### Exercise brief
Filter the lines below, copying only those with the string "baik".

Saved data entries:
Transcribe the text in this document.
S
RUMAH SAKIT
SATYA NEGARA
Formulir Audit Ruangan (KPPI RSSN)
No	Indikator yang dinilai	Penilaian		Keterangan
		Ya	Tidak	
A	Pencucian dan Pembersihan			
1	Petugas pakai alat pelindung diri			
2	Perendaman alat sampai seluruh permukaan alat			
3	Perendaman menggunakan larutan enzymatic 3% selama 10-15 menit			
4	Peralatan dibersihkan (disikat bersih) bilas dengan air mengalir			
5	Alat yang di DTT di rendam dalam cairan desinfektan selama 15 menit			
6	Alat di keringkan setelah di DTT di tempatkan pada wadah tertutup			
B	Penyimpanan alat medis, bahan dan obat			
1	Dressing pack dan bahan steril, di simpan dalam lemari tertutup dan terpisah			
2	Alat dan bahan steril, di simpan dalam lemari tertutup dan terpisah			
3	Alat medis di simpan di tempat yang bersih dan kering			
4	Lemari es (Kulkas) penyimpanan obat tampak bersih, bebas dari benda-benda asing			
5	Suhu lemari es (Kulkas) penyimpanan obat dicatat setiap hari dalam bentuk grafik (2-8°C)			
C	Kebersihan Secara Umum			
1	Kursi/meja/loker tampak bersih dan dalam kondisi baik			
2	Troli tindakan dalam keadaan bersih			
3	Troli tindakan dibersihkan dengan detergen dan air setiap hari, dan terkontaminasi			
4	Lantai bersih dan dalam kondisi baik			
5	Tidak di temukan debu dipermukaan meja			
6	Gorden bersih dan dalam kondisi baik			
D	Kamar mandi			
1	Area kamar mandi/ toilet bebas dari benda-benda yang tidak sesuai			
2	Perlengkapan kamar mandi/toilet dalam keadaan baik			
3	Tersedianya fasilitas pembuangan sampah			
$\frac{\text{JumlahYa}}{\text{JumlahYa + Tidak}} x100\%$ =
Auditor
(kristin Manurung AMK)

### Finished answer
1	Kursi/meja/loker tampak bersih dan dalam kondisi baik			
4	Lantai bersih dan dalam kondisi baik			
6	Gorden bersih dan dalam kondisi baik			
2	Perlengkapan kamar mandi/toilet dalam keadaan baik			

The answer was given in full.